=== Exercise instructions ===
A – Answer these questions from the text on Markov and Bayesian networks:
(i) How many immoralities can a Bayesian network minimal I-map for a Markov network graph have?
(ii) Which kind of Markov network has no Bayesian network that is a perfect map for it?
(iii) What equality is given for a perfect map?
B – Please transcribe the text on Markov and Bayesian networks from "Markov Networks to" to "have no immoralities.".

=== Quoted text ===

........

Markov Networks to Bayesian Networks
Theorem 21: Let $\mathcal{H}$ be a Markov network graph, and let $\mathcal{G}$ be any Bayesian network minimal I-map for $\mathcal{H}$. Then $\mathcal{G}$ can have no immoralities.
Chordal Graphs
Theorem 22: Let $\mathcal{H}$ be a non-chordal Markov network. Then there is no Bayesian newtork $\mathcal{G}$ which is a perfect map for $\mathcal{H}$, i.e. $\mathcal{I}(\mathcal{G})=\mathcal{I}(\mathcal{H})$.

........

=== Entries shown ===
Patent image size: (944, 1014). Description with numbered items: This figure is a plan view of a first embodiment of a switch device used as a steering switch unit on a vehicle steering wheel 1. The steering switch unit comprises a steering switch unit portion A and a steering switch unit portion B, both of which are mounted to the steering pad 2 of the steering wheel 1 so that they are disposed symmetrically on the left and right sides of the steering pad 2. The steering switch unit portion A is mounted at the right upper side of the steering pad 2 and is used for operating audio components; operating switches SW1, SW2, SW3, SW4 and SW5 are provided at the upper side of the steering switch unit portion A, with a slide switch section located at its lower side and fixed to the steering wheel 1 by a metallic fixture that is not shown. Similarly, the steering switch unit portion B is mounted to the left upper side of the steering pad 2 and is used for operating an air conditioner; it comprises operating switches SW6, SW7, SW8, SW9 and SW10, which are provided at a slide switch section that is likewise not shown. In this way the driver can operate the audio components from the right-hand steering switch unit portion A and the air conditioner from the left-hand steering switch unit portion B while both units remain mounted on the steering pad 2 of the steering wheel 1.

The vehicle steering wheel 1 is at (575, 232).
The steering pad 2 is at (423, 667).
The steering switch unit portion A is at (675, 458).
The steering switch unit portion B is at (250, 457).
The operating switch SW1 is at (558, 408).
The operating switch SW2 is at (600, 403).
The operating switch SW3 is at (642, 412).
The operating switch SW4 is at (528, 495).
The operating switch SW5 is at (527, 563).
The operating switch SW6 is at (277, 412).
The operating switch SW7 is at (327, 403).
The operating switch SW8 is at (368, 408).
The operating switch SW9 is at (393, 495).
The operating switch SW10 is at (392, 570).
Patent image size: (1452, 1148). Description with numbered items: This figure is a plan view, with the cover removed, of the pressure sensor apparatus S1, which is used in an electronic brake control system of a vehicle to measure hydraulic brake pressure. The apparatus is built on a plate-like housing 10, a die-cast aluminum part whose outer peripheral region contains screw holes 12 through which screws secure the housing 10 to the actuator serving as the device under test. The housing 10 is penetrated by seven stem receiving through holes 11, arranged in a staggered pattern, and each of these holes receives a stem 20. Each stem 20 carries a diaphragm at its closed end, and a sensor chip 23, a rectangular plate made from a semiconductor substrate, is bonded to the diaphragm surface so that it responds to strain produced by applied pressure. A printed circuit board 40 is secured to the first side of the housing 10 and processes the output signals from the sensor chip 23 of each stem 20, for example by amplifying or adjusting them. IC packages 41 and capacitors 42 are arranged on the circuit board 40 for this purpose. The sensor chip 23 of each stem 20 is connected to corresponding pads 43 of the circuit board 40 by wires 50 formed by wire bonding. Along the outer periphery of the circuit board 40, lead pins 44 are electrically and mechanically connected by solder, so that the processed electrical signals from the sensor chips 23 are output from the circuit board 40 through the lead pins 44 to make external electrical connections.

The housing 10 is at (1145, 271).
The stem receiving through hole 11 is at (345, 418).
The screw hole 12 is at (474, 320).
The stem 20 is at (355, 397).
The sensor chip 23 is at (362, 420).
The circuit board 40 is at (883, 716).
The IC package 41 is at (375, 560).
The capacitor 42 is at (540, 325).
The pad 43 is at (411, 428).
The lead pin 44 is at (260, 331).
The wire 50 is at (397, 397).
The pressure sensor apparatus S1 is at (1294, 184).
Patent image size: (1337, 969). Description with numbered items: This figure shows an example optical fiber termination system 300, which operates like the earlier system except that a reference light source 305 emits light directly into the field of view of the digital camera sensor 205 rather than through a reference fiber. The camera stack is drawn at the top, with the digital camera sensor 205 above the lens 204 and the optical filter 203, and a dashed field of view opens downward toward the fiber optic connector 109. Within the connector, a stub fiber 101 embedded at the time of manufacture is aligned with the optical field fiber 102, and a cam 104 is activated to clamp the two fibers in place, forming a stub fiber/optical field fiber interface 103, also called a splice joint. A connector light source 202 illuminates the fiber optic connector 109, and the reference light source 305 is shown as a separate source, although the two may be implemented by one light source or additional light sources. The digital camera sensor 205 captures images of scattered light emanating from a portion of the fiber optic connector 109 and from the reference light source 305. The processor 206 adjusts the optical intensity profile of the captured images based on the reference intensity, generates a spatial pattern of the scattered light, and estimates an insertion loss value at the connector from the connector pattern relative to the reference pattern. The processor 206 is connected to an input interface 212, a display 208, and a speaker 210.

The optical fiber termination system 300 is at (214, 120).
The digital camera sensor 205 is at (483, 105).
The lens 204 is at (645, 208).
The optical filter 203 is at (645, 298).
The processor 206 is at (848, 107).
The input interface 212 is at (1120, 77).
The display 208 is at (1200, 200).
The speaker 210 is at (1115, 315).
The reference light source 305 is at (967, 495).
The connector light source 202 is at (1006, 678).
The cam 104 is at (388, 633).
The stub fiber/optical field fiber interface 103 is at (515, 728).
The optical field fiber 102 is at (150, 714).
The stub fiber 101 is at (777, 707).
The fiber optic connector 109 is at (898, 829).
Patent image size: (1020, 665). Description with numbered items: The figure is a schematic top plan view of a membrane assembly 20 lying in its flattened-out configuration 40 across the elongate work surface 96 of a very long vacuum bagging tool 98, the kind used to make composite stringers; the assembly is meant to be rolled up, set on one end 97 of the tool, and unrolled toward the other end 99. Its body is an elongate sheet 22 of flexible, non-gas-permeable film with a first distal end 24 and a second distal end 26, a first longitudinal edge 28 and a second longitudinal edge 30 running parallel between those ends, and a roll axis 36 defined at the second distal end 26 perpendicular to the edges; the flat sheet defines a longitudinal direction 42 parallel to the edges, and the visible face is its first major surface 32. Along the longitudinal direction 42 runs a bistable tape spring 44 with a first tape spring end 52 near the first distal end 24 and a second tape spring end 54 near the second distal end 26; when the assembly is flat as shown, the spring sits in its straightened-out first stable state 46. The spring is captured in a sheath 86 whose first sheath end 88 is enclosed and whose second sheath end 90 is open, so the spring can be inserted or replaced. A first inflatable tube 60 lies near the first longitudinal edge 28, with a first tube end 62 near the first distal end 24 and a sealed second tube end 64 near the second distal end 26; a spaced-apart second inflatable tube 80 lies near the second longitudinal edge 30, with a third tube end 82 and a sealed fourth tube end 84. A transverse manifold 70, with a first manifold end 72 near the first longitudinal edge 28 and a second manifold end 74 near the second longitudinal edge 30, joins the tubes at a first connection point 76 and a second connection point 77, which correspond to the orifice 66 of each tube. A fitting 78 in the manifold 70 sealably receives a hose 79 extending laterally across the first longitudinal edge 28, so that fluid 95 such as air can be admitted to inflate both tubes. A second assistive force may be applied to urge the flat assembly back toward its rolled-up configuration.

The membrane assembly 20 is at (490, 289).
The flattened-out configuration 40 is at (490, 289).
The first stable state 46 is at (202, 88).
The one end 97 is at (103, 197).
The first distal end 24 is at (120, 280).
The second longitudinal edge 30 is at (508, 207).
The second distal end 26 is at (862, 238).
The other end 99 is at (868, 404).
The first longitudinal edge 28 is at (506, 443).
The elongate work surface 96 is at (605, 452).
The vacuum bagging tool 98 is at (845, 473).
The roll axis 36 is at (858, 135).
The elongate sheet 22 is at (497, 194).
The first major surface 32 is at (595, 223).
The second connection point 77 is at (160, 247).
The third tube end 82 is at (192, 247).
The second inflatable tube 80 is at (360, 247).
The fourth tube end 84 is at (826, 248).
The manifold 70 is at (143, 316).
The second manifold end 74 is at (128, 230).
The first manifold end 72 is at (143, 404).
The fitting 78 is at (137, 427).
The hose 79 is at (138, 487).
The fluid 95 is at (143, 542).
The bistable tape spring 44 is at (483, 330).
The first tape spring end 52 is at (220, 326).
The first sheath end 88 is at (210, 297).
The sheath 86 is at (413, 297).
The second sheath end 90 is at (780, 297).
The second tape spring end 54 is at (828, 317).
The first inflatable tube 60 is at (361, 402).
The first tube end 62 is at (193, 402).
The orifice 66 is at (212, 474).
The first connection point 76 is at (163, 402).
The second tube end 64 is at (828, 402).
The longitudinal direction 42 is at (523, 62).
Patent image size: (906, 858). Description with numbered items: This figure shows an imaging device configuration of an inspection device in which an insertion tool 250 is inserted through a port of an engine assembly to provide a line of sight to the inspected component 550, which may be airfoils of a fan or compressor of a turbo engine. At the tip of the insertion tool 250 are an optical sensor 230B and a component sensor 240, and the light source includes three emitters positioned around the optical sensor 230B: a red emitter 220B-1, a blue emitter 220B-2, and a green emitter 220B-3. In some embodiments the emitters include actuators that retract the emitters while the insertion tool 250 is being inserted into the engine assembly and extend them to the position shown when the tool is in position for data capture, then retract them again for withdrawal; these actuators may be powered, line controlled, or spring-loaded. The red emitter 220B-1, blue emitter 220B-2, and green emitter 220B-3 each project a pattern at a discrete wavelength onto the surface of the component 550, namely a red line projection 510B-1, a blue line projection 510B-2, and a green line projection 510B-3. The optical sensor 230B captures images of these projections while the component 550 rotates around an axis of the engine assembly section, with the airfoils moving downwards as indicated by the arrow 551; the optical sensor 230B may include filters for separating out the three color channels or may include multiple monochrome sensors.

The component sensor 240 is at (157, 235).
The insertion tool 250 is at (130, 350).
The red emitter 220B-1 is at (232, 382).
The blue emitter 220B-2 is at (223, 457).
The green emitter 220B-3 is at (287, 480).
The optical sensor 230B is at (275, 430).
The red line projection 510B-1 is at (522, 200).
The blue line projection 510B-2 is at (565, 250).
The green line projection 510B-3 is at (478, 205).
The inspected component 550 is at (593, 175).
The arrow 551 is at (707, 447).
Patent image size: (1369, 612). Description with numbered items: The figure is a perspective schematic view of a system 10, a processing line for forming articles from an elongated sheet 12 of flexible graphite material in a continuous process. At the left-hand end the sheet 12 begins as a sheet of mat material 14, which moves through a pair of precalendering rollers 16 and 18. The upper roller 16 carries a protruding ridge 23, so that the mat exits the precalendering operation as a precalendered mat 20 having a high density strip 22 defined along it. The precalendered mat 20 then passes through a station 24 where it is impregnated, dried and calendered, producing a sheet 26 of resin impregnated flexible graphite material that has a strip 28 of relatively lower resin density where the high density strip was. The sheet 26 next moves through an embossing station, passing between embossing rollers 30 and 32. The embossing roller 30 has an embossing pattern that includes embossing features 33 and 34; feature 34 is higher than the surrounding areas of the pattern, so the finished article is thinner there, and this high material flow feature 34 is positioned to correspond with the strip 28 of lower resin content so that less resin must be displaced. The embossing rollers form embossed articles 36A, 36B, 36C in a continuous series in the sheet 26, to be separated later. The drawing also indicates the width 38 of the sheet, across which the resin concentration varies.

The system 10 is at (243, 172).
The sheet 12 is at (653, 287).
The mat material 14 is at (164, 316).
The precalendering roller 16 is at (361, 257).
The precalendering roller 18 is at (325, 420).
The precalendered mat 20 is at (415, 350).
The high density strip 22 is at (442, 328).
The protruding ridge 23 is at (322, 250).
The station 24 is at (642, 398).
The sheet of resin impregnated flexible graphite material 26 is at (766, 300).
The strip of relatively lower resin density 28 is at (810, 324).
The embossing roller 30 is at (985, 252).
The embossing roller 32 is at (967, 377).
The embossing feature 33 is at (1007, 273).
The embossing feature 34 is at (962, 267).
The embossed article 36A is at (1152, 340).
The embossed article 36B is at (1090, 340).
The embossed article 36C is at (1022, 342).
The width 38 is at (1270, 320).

........

=== Solutions per task ===
A –
(i) None.
(ii) A non-chordal Markov network.
(iii) $\mathcal{I}(\mathcal{G})=\mathcal{I}(\mathcal{H})$.

B –
Markov Networks to Bayesian Networks
Theorem 21: Let $\mathcal{H}$ be a Markov network graph, and let $\mathcal{G}$ be any Bayesian network minimal I-map for $\mathcal{H}$. Then $\mathcal{G}$ can have no immoralities.